## The exercise
As an exercise in exact copying, transcribe the lines below from the one holding "Read out every word on this page." through the last, with both ends included and pictures left out.

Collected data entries
------------------------------------

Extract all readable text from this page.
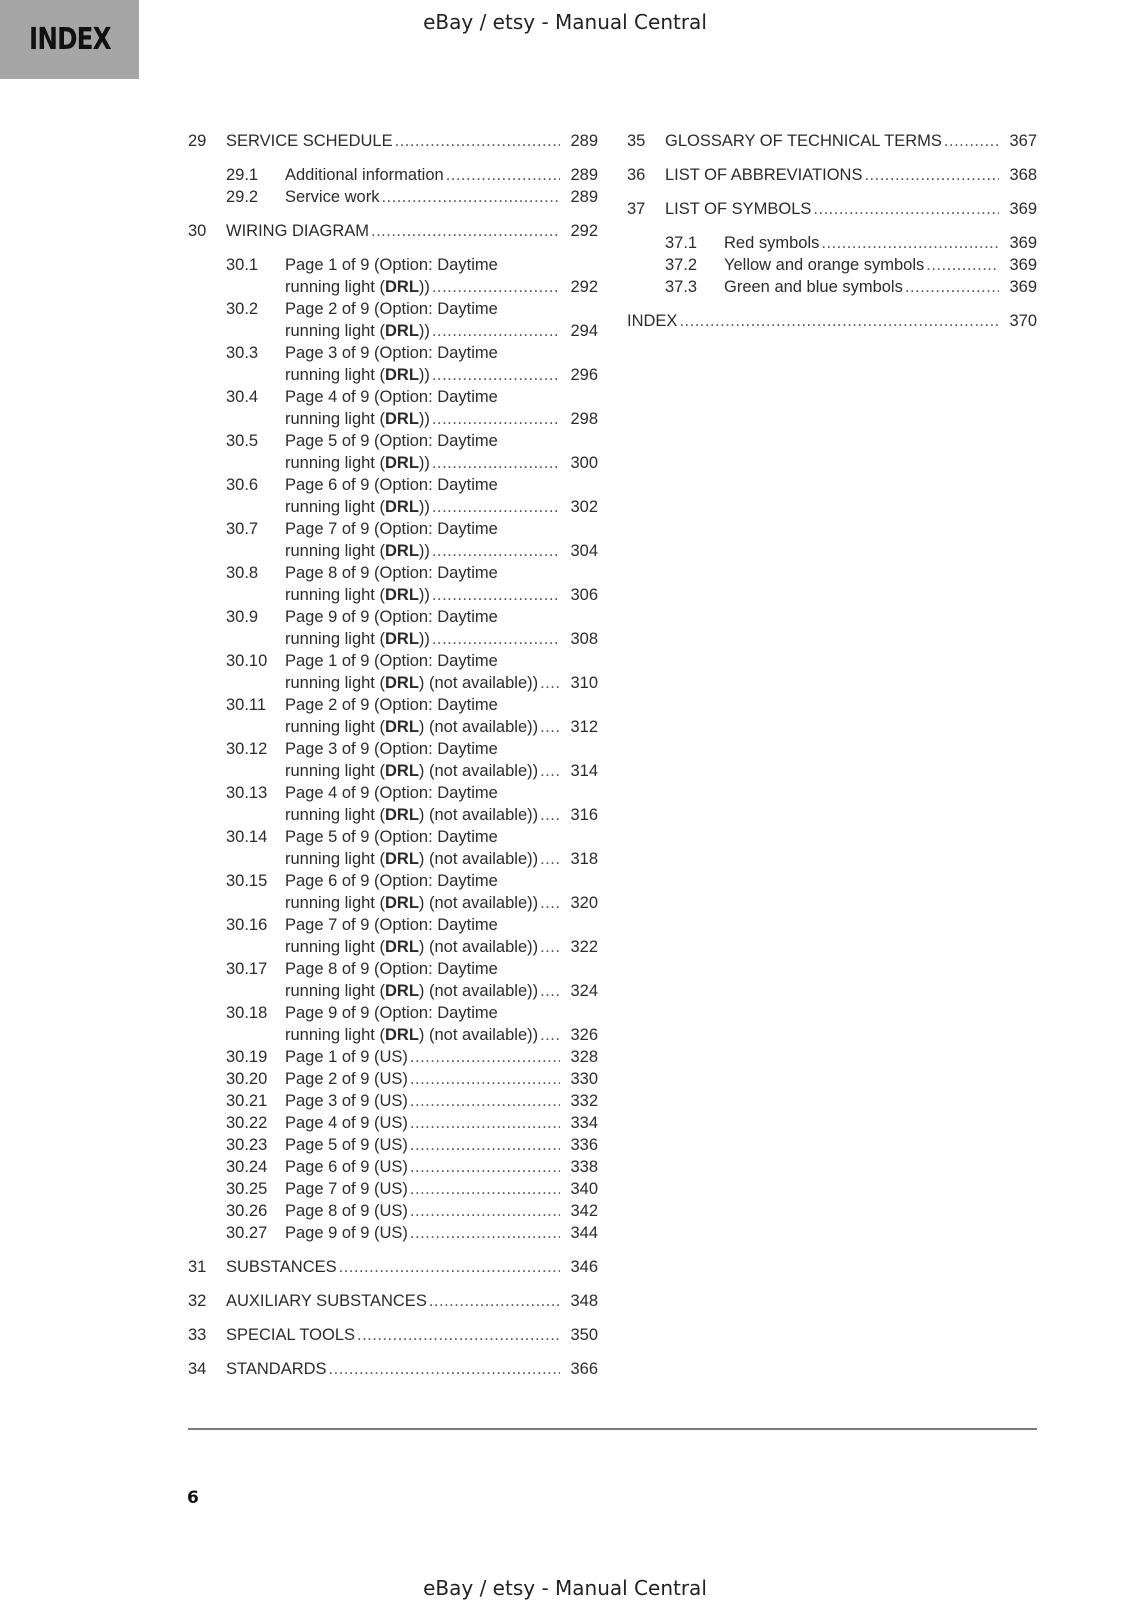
INDEX	eBay / etsy - Manual Central
29	SERVICE SCHEDULE .....	289
29.1	Additional information .....	289
29.2	Service work .....	289
30	WIRING DIAGRAM .....	292
30.1	Page 1 of 9 (Option: Daytime
running light (DRL)) .....	292
30.2	Page 2 of 9 (Option: Daytime
running light (DRL)) .....	294
30.3	Page 3 of 9 (Option: Daytime
running light (DRL)) .....	296
30.4	Page 4 of 9 (Option: Daytime
running light (DRL)) .....	298
30.5	Page 5 of 9 (Option: Daytime
running light (DRL)) .....	300
30.6	Page 6 of 9 (Option: Daytime
running light (DRL)) .....	302
30.7	Page 7 of 9 (Option: Daytime
running light (DRL)) .....	304
30.8	Page 8 of 9 (Option: Daytime
running light (DRL)) .....	306
30.9	Page 9 of 9 (Option: Daytime
running light (DRL)) .....	308
30.10	Page 1 of 9 (Option: Daytime
running light (DRL) (not available)) .....	310
30.11	Page 2 of 9 (Option: Daytime
running light (DRL) (not available)) .....	312
30.12	Page 3 of 9 (Option: Daytime
running light (DRL) (not available)) .....	314
30.13	Page 4 of 9 (Option: Daytime
running light (DRL) (not available)) .....	316
30.14	Page 5 of 9 (Option: Daytime
running light (DRL) (not available)) .....	318
30.15	Page 6 of 9 (Option: Daytime
running light (DRL) (not available)) .....	320
30.16	Page 7 of 9 (Option: Daytime
running light (DRL) (not available)) .....	322
30.17	Page 8 of 9 (Option: Daytime
running light (DRL) (not available)) .....	324
30.18	Page 9 of 9 (Option: Daytime
running light (DRL) (not available)) .....	326
30.19	Page 1 of 9 (US) .....	328
30.20	Page 2 of 9 (US) .....	330
30.21	Page 3 of 9 (US) .....	332
30.22	Page 4 of 9 (US) .....	334
30.23	Page 5 of 9 (US) .....	336
30.24	Page 6 of 9 (US) .....	338
30.25	Page 7 of 9 (US) .....	340
30.26	Page 8 of 9 (US) .....	342
30.27	Page 9 of 9 (US) .....	344
31	SUBSTANCES .....	346
32	AUXILIARY SUBSTANCES .....	348
33	SPECIAL TOOLS .....	350
34	STANDARDS .....	366
35	GLOSSARY OF TECHNICAL TERMS .....	367
36	LIST OF ABBREVIATIONS .....	368
37	LIST OF SYMBOLS .....	369
37.1	Red symbols .....	369
37.2	Yellow and orange symbols .....	369
37.3	Green and blue symbols .....	369
INDEX .....	370
6
eBay / etsy - Manual Central
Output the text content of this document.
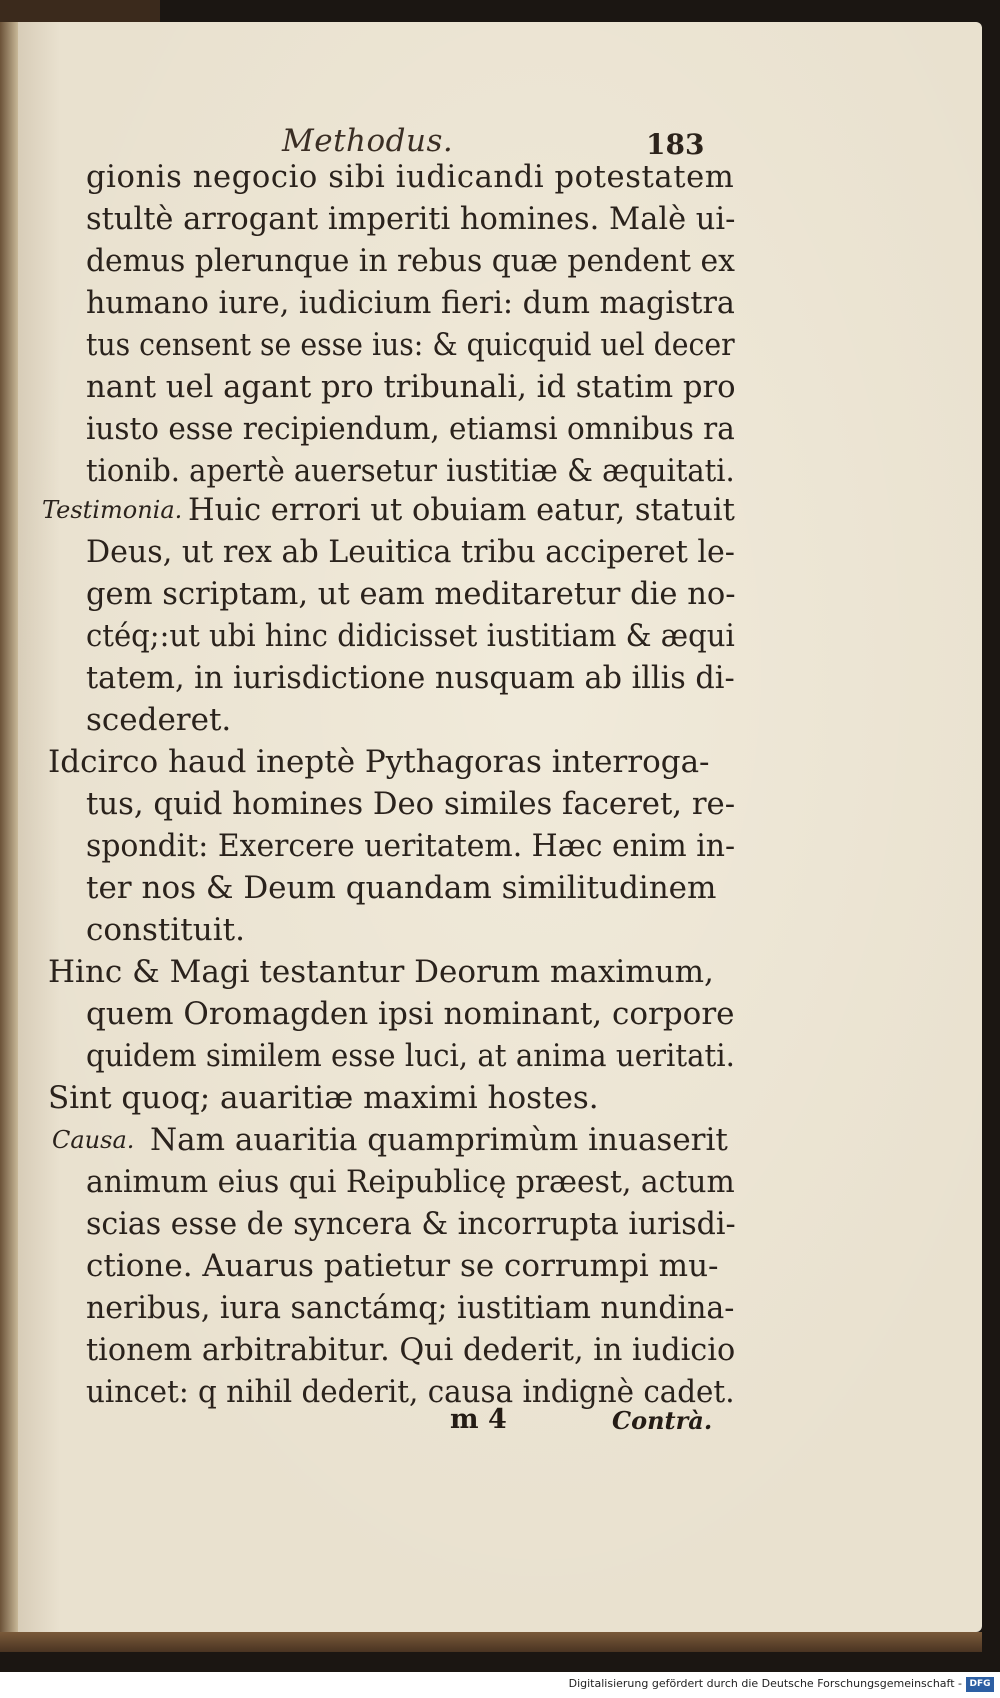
Methodus.	183
gionis negocio sibi iudicandi potestatem
stultè arrogant imperiti homines. Malè ui-
demus plerunque in rebus quæ pendent ex
humano iure, iudicium fieri: dum magistra
tus censent se esse ius: & quicquid uel decer
nant uel agant pro tribunali, id statim pro
iusto esse recipiendum, etiamsi omnibus ra
tionib. apertè auersetur iustitiæ & æquitati.
Testimonia. Huic errori ut obuiam eatur, statuit
Deus, ut rex ab Leuitica tribu acciperet le-
gem scriptam, ut eam meditaretur die no-
ctéq;:ut ubi hinc didicisset iustitiam & æqui
tatem, in iurisdictione nusquam ab illis di-
scederet.
Idcirco haud ineptè Pythagoras interroga-
tus, quid homines Deo similes faceret, re-
spondit: Exercere ueritatem. Hæc enim in-
ter nos & Deum quandam similitudinem
constituit.
Hinc & Magi testantur Deorum maximum,
quem Oromagden ipsi nominant, corpore
quidem similem esse luci, at anima ueritati.
Sint quoq; auaritiæ maximi hostes.
Causa. Nam auaritia quamprimùm inuaserit
animum eius qui Reipublicę præest, actum
scias esse de syncera & incorrupta iurisdi-
ctione. Auarus patietur se corrumpi mu-
neribus, iura sanctámq; iustitiam nundina-
tionem arbitrabitur. Qui dederit, in iudicio
uincet: q nihil dederit, causa indignè cadet.
m 4	Contrà.
Digitalisierung gefördert durch die Deutsche Forschungsgemeinschaft - DFG
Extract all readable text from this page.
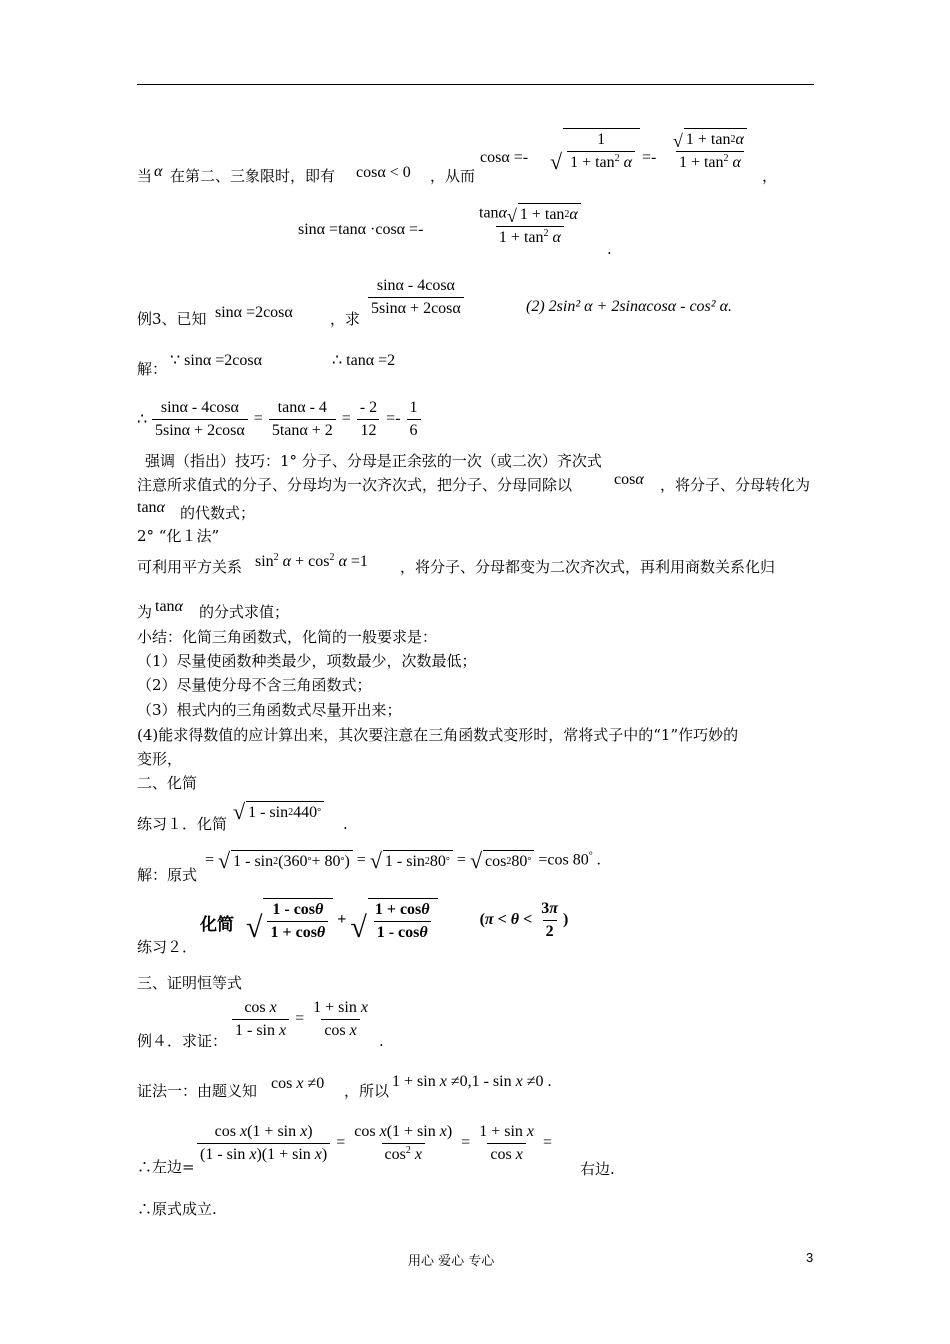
当 α 在第二、三象限时，即有 cosα < 0 ，从而
cosα =- √ $\frac{1}{1 + \tan^2 \alpha} =- \frac{√ 1 + \tan 2 \alpha}{1 + \tan^2 \alpha}$
，
sinα =tanα ·cosα =-	$\frac{\tan\alpha √ 1 + \tan 2 \alpha}{1 + \tan^2 \alpha}$
.
例3、已知 sinα =2cosα ，求 $\frac{\sin\alpha - 4\cos\alpha}{5\sin\alpha + 2\cos\alpha}$	(2) 2sin² α + 2sinαcosα - cos² α.
解： ∵ sinα =2cosα	∴ tanα =2
∴ $\frac{\sin\alpha - 4\cos\alpha}{5\sin\alpha + 2\cos\alpha} = \frac{\tan\alpha - 4}{5\tan\alpha + 2} = \frac{- 2}{12} =- \frac{1}{6}$
强调（指出）技巧：1° 分子、分母是正余弦的一次（或二次）齐次式
注意所求值式的分子、分母均为一次齐次式，把分子、分母同除以	cosα ，将分子、分母转化为
tanα 的代数式；
2° “化１法”
可利用平方关系 $\sin^2 \alpha + \cos^2 \alpha =1$ ，将分子、分母都变为二次齐次式，再利用商数关系化归
为 tanα 的分式求值；
小结：化简三角函数式，化简的一般要求是：
（1）尽量使函数种类最少，项数最少，次数最低；
（2）尽量使分母不含三角函数式；
（3）根式内的三角函数式尽量开出来；
(4)能求得数值的应计算出来，其次要注意在三角函数式变形时，常将式子中的“1”作巧妙的
变形，
二、化简
练习１．化简 √ 1 - sin 2 440 °
.
解：原式
= √ 1 - sin 2 (360 ° + 80 ° ) = √ 1 - sin 2 80 ° = √ cos 2 80 ° =cos 80° .
练习２．
化简 √ $\frac{1 - \cos\theta}{1 + \cos\theta}$ + √ $\frac{1 + \cos\theta}{1 - \cos\theta}$	($\pi < \theta < \frac{3\pi}{2}$ )
三、证明恒等式
例４．求证： $\frac{\text{cos x}}{\text{1 - sin x}} = \frac{\text{1 + sin x}}{\text{cos x}}$ .
证法一：由题义知 cos x ≠0 ，所以
1 + sin x ≠0,1 - sin x ≠0 .
∴左边=
$\frac{\text{cos x(1 + sin x)}}{\text{(1 - sin x)(1 + sin x)}} = \frac{\text{cos x(1 + sin x)}}{\cos^2 x} = \frac{\text{1 + sin x}}{\text{cos x}}$ =
右边.
∴原式成立.
用心 爱心 专心	3
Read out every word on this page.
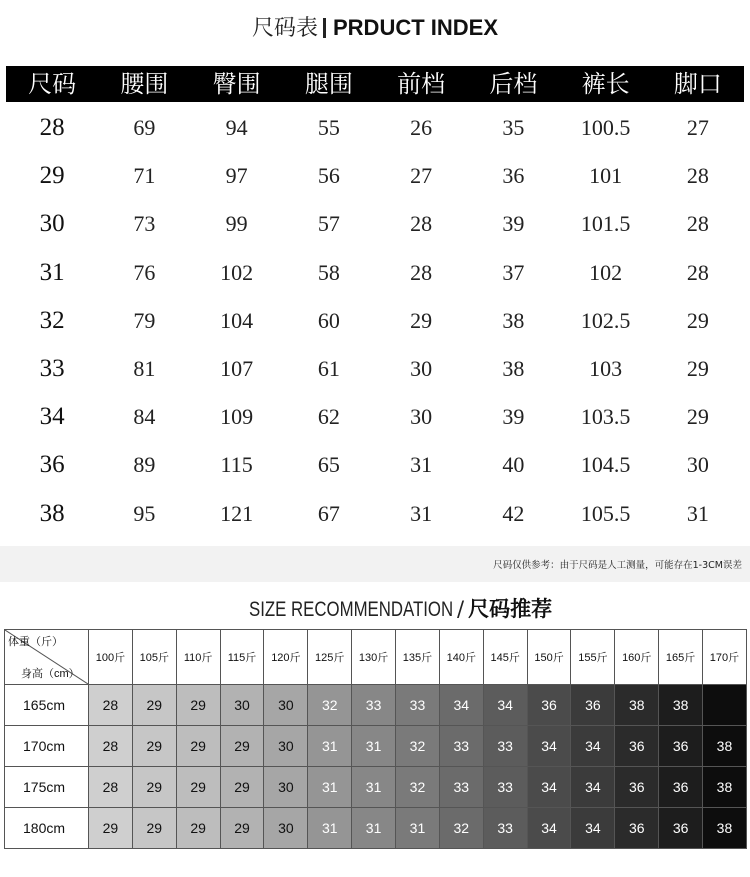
尺码表 PRDUCT INDEX
尺码	腰围	臀围	腿围	前档	后档	裤长	脚口
28	69	94	55	26	35	100.5	27
29	71	97	56	27	36	101	28
30	73	99	57	28	39	101.5	28
31	76	102	58	28	37	102	28
32	79	104	60	29	38	102.5	29
33	81	107	61	30	38	103	29
34	84	109	62	30	39	103.5	29
36	89	115	65	31	40	104.5	30
38	95	121	67	31	42	105.5	31
尺码仅供参考：由于尺码是人工测量，可能存在1-3CM误差
SIZE RECOMMENDATION / 尺码推荐
体重（斤）
身高（cm）	100斤	105斤	110斤	115斤	120斤	125斤	130斤	135斤	140斤	145斤	150斤	155斤	160斤	165斤	170斤
165cm	28	29	29	30	30	32	33	33	34	34	36	36	38	38	
170cm	28	29	29	29	30	31	31	32	33	33	34	34	36	36	38
175cm	28	29	29	29	30	31	31	32	33	33	34	34	36	36	38
180cm	29	29	29	29	30	31	31	31	32	33	34	34	36	36	38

------------------------------------

## Answer in full
Read out every word on this page.
尺码表 PRDUCT INDEX
尺码	腰围	臀围	腿围	前档	后档	裤长	脚口
28	69	94	55	26	35	100.5	27
29	71	97	56	27	36	101	28
30	73	99	57	28	39	101.5	28
31	76	102	58	28	37	102	28
32	79	104	60	29	38	102.5	29
33	81	107	61	30	38	103	29
34	84	109	62	30	39	103.5	29
36	89	115	65	31	40	104.5	30
38	95	121	67	31	42	105.5	31
尺码仅供参考：由于尺码是人工测量，可能存在1-3CM误差
SIZE RECOMMENDATION / 尺码推荐
体重（斤）
身高（cm）	100斤	105斤	110斤	115斤	120斤	125斤	130斤	135斤	140斤	145斤	150斤	155斤	160斤	165斤	170斤
165cm	28	29	29	30	30	32	33	33	34	34	36	36	38	38	
170cm	28	29	29	29	30	31	31	32	33	33	34	34	36	36	38
175cm	28	29	29	29	30	31	31	32	33	33	34	34	36	36	38
180cm	29	29	29	29	30	31	31	31	32	33	34	34	36	36	38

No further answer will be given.